#### EXTRACTED INFORMATION ####

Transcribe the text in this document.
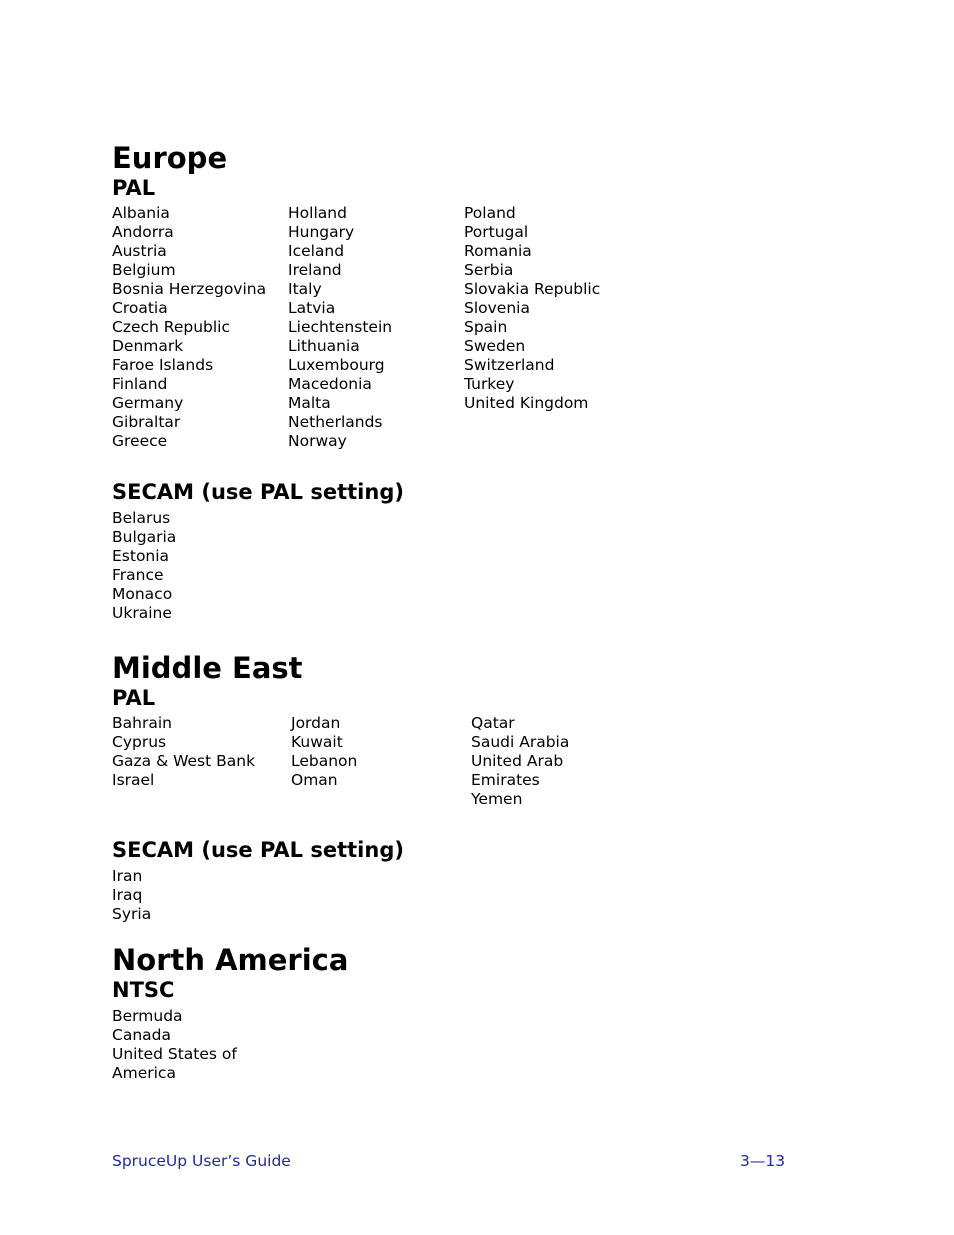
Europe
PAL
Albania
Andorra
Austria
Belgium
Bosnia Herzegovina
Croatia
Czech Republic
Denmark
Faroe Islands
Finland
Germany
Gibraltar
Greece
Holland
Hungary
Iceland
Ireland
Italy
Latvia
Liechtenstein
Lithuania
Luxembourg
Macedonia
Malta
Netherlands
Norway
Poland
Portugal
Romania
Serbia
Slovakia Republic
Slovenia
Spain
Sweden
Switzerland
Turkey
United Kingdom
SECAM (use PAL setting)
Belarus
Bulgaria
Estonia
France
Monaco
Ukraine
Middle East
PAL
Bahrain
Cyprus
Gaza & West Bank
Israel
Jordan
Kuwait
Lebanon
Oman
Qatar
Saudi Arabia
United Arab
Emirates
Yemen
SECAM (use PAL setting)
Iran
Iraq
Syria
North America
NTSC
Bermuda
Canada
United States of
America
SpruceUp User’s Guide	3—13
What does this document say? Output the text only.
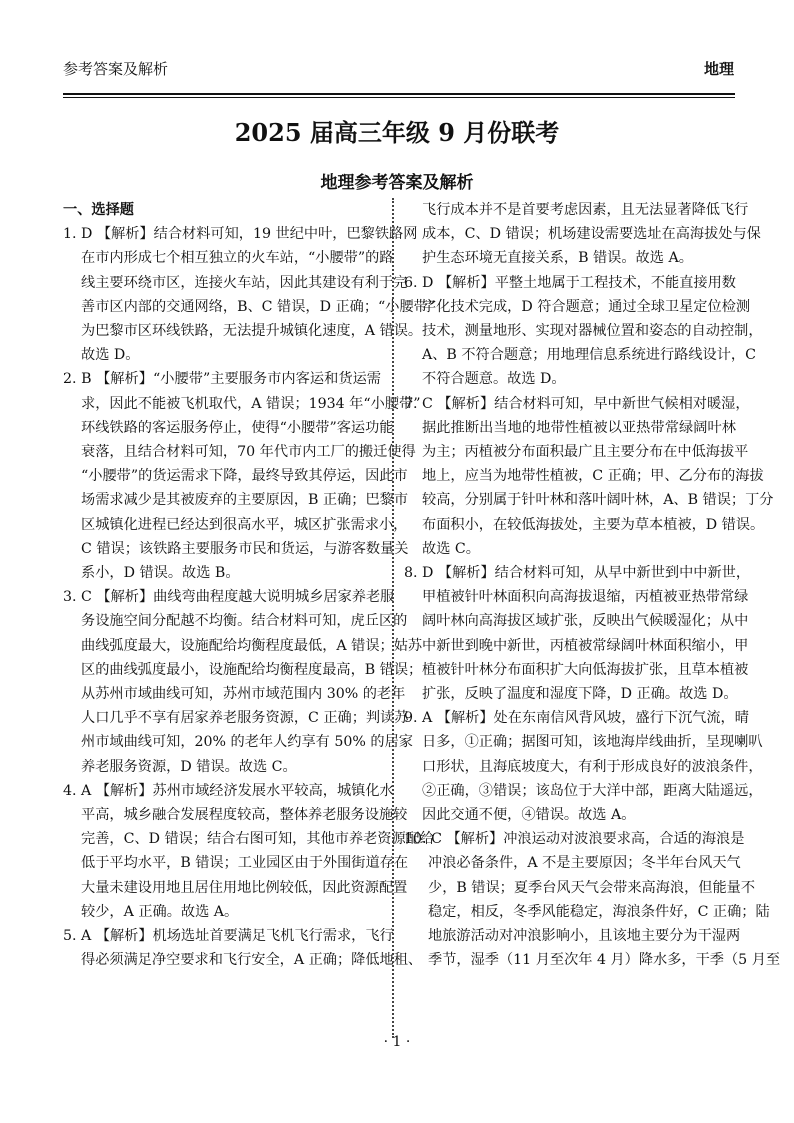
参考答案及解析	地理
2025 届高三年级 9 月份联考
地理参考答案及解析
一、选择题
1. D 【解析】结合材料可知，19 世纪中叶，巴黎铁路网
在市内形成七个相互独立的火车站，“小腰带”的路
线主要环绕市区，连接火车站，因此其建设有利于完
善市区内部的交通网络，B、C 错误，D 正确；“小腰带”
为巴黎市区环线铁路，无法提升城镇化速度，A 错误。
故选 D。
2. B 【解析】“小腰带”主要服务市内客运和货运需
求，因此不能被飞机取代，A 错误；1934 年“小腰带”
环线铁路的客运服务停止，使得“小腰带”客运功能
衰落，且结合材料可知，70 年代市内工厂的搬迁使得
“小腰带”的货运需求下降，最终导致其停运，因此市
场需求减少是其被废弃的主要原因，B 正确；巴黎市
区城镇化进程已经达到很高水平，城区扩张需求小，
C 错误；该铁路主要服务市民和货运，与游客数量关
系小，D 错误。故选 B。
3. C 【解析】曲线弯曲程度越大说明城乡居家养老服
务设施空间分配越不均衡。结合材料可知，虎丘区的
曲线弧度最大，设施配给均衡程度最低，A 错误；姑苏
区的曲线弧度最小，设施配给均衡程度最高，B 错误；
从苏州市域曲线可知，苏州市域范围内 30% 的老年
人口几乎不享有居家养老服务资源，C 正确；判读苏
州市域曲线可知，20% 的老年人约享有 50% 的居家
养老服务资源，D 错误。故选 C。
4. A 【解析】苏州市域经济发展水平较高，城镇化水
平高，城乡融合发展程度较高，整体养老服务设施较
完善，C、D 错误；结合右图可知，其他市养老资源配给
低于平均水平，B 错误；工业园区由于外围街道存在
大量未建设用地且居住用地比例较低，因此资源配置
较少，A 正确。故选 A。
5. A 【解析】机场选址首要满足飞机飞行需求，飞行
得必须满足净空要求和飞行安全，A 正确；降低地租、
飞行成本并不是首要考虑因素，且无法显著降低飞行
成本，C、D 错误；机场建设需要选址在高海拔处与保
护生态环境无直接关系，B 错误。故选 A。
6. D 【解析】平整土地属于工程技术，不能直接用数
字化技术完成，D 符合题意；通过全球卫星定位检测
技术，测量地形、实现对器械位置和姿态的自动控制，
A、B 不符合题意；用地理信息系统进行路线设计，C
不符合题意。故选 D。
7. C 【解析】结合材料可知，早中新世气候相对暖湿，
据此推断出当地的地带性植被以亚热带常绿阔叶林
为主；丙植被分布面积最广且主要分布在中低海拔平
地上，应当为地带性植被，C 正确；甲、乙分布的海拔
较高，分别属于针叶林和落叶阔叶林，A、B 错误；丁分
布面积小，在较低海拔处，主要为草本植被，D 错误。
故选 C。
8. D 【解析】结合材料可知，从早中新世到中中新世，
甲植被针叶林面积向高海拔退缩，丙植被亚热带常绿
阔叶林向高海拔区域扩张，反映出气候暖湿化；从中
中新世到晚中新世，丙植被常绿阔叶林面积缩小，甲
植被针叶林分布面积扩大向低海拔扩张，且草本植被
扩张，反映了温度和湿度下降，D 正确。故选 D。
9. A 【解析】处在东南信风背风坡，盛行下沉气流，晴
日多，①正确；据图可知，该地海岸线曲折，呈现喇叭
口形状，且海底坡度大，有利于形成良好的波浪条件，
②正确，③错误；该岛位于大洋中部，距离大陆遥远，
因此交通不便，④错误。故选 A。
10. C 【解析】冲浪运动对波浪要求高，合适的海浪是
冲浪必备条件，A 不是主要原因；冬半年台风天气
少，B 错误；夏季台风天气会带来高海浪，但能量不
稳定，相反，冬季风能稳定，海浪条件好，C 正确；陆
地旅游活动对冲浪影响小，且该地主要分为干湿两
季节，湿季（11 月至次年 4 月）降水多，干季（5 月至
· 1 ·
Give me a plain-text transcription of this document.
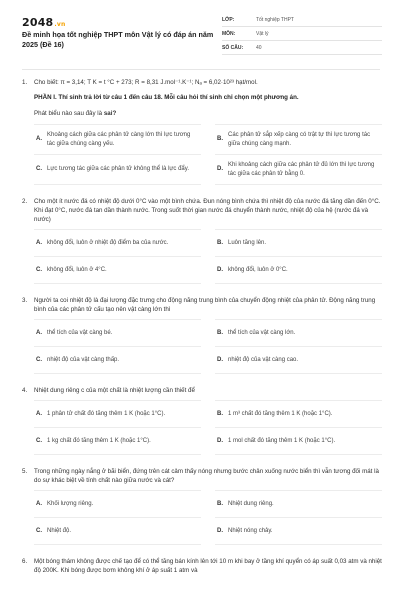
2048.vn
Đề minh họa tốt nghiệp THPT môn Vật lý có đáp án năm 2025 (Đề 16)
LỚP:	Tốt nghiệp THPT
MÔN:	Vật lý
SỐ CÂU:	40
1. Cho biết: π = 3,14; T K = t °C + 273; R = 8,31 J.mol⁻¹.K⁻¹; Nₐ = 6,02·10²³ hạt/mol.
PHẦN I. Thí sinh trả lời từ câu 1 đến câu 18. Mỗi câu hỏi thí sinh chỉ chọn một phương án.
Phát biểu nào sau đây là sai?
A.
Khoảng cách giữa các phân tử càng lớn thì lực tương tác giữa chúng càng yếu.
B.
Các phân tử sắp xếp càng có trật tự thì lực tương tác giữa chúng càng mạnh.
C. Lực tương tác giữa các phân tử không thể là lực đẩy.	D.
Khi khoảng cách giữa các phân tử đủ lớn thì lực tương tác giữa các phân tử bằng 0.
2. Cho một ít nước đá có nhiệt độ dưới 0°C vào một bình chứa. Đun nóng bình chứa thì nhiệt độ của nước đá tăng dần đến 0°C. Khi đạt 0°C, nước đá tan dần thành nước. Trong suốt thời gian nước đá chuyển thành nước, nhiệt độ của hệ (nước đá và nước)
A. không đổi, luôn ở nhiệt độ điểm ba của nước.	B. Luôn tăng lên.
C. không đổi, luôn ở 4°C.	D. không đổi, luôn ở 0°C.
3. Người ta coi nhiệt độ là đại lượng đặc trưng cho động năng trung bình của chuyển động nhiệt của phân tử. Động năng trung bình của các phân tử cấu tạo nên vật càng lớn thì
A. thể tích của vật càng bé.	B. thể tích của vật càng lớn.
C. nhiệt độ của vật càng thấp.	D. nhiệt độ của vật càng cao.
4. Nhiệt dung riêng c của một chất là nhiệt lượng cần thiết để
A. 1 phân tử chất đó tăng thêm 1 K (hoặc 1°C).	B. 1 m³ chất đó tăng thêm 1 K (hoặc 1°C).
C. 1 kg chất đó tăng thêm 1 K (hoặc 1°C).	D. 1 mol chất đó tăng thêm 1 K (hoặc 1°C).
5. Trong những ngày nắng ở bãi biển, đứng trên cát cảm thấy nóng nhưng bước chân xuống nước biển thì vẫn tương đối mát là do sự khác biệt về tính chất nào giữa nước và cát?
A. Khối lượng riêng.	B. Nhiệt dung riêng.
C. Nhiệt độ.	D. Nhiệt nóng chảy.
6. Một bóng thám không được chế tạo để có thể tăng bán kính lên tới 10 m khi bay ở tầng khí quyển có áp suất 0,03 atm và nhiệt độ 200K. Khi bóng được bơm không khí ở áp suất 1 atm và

####

CHALLENGE: Retype the whole listing exactly and leave the pictures out.

TASK ANSWER:
Transcribe the text in this document.
Europe
PAL
Albania
Andorra
Austria
Belgium
Bosnia Herzegovina
Croatia
Czech Republic
Denmark
Faroe Islands
Finland
Germany
Gibraltar
Greece
Holland
Hungary
Iceland
Ireland
Italy
Latvia
Liechtenstein
Lithuania
Luxembourg
Macedonia
Malta
Netherlands
Norway
Poland
Portugal
Romania
Serbia
Slovakia Republic
Slovenia
Spain
Sweden
Switzerland
Turkey
United Kingdom
SECAM (use PAL setting)
Belarus
Bulgaria
Estonia
France
Monaco
Ukraine
Middle East
PAL
Bahrain
Cyprus
Gaza & West Bank
Israel
Jordan
Kuwait
Lebanon
Oman
Qatar
Saudi Arabia
United Arab
Emirates
Yemen
SECAM (use PAL setting)
Iran
Iraq
Syria
North America
NTSC
Bermuda
Canada
United States of
America
SpruceUp User’s Guide	3—13
What does this document say? Output the text only.
参考答案及解析	地理
2025 届高三年级 9 月份联考
地理参考答案及解析
一、选择题
1. D 【解析】结合材料可知，19 世纪中叶，巴黎铁路网
在市内形成七个相互独立的火车站，“小腰带”的路
线主要环绕市区，连接火车站，因此其建设有利于完
善市区内部的交通网络，B、C 错误，D 正确；“小腰带”
为巴黎市区环线铁路，无法提升城镇化速度，A 错误。
故选 D。
2. B 【解析】“小腰带”主要服务市内客运和货运需
求，因此不能被飞机取代，A 错误；1934 年“小腰带”
环线铁路的客运服务停止，使得“小腰带”客运功能
衰落，且结合材料可知，70 年代市内工厂的搬迁使得
“小腰带”的货运需求下降，最终导致其停运，因此市
场需求减少是其被废弃的主要原因，B 正确；巴黎市
区城镇化进程已经达到很高水平，城区扩张需求小，
C 错误；该铁路主要服务市民和货运，与游客数量关
系小，D 错误。故选 B。
3. C 【解析】曲线弯曲程度越大说明城乡居家养老服
务设施空间分配越不均衡。结合材料可知，虎丘区的
曲线弧度最大，设施配给均衡程度最低，A 错误；姑苏
区的曲线弧度最小，设施配给均衡程度最高，B 错误；
从苏州市域曲线可知，苏州市域范围内 30% 的老年
人口几乎不享有居家养老服务资源，C 正确；判读苏
州市域曲线可知，20% 的老年人约享有 50% 的居家
养老服务资源，D 错误。故选 C。
4. A 【解析】苏州市域经济发展水平较高，城镇化水
平高，城乡融合发展程度较高，整体养老服务设施较
完善，C、D 错误；结合右图可知，其他市养老资源配给
低于平均水平，B 错误；工业园区由于外围街道存在
大量未建设用地且居住用地比例较低，因此资源配置
较少，A 正确。故选 A。
5. A 【解析】机场选址首要满足飞机飞行需求，飞行
得必须满足净空要求和飞行安全，A 正确；降低地租、
飞行成本并不是首要考虑因素，且无法显著降低飞行
成本，C、D 错误；机场建设需要选址在高海拔处与保
护生态环境无直接关系，B 错误。故选 A。
6. D 【解析】平整土地属于工程技术，不能直接用数
字化技术完成，D 符合题意；通过全球卫星定位检测
技术，测量地形、实现对器械位置和姿态的自动控制，
A、B 不符合题意；用地理信息系统进行路线设计，C
不符合题意。故选 D。
7. C 【解析】结合材料可知，早中新世气候相对暖湿，
据此推断出当地的地带性植被以亚热带常绿阔叶林
为主；丙植被分布面积最广且主要分布在中低海拔平
地上，应当为地带性植被，C 正确；甲、乙分布的海拔
较高，分别属于针叶林和落叶阔叶林，A、B 错误；丁分
布面积小，在较低海拔处，主要为草本植被，D 错误。
故选 C。
8. D 【解析】结合材料可知，从早中新世到中中新世，
甲植被针叶林面积向高海拔退缩，丙植被亚热带常绿
阔叶林向高海拔区域扩张，反映出气候暖湿化；从中
中新世到晚中新世，丙植被常绿阔叶林面积缩小，甲
植被针叶林分布面积扩大向低海拔扩张，且草本植被
扩张，反映了温度和湿度下降，D 正确。故选 D。
9. A 【解析】处在东南信风背风坡，盛行下沉气流，晴
日多，①正确；据图可知，该地海岸线曲折，呈现喇叭
口形状，且海底坡度大，有利于形成良好的波浪条件，
②正确，③错误；该岛位于大洋中部，距离大陆遥远，
因此交通不便，④错误。故选 A。
10. C 【解析】冲浪运动对波浪要求高，合适的海浪是
冲浪必备条件，A 不是主要原因；冬半年台风天气
少，B 错误；夏季台风天气会带来高海浪，但能量不
稳定，相反，冬季风能稳定，海浪条件好，C 正确；陆
地旅游活动对冲浪影响小，且该地主要分为干湿两
季节，湿季（11 月至次年 4 月）降水多，干季（5 月至
· 1 ·
Give me a plain-text transcription of this document.
2048.vn
Đề minh họa tốt nghiệp THPT môn Vật lý có đáp án năm 2025 (Đề 16)
LỚP:	Tốt nghiệp THPT
MÔN:	Vật lý
SỐ CÂU:	40
1. Cho biết: π = 3,14; T K = t °C + 273; R = 8,31 J.mol⁻¹.K⁻¹; Nₐ = 6,02·10²³ hạt/mol.
PHẦN I. Thí sinh trả lời từ câu 1 đến câu 18. Mỗi câu hỏi thí sinh chỉ chọn một phương án.
Phát biểu nào sau đây là sai?
A.
Khoảng cách giữa các phân tử càng lớn thì lực tương tác giữa chúng càng yếu.
B.
Các phân tử sắp xếp càng có trật tự thì lực tương tác giữa chúng càng mạnh.
C. Lực tương tác giữa các phân tử không thể là lực đẩy.	D.
Khi khoảng cách giữa các phân tử đủ lớn thì lực tương tác giữa các phân tử bằng 0.
2. Cho một ít nước đá có nhiệt độ dưới 0°C vào một bình chứa. Đun nóng bình chứa thì nhiệt độ của nước đá tăng dần đến 0°C. Khi đạt 0°C, nước đá tan dần thành nước. Trong suốt thời gian nước đá chuyển thành nước, nhiệt độ của hệ (nước đá và nước)
A. không đổi, luôn ở nhiệt độ điểm ba của nước.	B. Luôn tăng lên.
C. không đổi, luôn ở 4°C.	D. không đổi, luôn ở 0°C.
3. Người ta coi nhiệt độ là đại lượng đặc trưng cho động năng trung bình của chuyển động nhiệt của phân tử. Động năng trung bình của các phân tử cấu tạo nên vật càng lớn thì
A. thể tích của vật càng bé.	B. thể tích của vật càng lớn.
C. nhiệt độ của vật càng thấp.	D. nhiệt độ của vật càng cao.
4. Nhiệt dung riêng c của một chất là nhiệt lượng cần thiết để
A. 1 phân tử chất đó tăng thêm 1 K (hoặc 1°C).	B. 1 m³ chất đó tăng thêm 1 K (hoặc 1°C).
C. 1 kg chất đó tăng thêm 1 K (hoặc 1°C).	D. 1 mol chất đó tăng thêm 1 K (hoặc 1°C).
5. Trong những ngày nắng ở bãi biển, đứng trên cát cảm thấy nóng nhưng bước chân xuống nước biển thì vẫn tương đối mát là do sự khác biệt về tính chất nào giữa nước và cát?
A. Khối lượng riêng.	B. Nhiệt dung riêng.
C. Nhiệt độ.	D. Nhiệt nóng chảy.
6. Một bóng thám không được chế tạo để có thể tăng bán kính lên tới 10 m khi bay ở tầng khí quyển có áp suất 0,03 atm và nhiệt độ 200K. Khi bóng được bơm không khí ở áp suất 1 atm và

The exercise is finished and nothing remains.